Your objective: From the entries below, count every line that contains the word "Popular". Please give the number and nothing else.

Data shown:
'''

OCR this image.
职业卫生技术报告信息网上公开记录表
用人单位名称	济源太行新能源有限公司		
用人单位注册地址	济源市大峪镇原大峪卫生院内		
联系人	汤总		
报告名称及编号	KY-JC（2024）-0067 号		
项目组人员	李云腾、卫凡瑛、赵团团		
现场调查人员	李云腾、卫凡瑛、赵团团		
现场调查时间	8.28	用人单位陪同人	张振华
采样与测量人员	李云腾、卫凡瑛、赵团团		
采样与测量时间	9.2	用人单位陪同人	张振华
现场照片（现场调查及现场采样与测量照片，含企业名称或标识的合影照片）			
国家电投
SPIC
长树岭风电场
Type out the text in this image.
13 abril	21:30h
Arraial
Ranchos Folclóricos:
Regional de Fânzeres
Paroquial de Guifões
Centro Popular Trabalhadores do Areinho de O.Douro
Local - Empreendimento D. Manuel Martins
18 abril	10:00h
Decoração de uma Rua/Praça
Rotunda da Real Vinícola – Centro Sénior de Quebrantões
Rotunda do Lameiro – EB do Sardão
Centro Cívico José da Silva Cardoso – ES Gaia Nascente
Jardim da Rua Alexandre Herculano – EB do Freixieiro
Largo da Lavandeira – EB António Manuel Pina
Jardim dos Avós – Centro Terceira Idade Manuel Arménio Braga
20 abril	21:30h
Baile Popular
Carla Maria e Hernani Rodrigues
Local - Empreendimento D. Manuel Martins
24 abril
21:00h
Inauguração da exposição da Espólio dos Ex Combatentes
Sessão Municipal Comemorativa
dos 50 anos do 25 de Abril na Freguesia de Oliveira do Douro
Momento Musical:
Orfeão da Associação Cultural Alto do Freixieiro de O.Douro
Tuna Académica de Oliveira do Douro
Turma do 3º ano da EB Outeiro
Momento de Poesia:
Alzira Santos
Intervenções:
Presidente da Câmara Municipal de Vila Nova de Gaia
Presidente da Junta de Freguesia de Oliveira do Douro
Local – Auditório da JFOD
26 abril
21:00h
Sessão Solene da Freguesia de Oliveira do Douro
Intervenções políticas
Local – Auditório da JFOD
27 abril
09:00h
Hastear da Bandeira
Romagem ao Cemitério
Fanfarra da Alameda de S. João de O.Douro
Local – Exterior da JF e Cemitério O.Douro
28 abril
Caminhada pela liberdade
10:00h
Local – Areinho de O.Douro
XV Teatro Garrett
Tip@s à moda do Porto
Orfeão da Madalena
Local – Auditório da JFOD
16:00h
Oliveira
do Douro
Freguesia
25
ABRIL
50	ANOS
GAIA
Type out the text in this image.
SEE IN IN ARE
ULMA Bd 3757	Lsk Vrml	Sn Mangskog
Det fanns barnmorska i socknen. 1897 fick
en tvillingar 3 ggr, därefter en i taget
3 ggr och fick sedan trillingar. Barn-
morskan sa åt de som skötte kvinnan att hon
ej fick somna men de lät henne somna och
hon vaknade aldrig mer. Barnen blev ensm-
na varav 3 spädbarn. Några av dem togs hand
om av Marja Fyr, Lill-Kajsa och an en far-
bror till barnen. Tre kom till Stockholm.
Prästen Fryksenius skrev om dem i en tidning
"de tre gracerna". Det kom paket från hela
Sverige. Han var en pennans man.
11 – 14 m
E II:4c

'''

Task answer: 2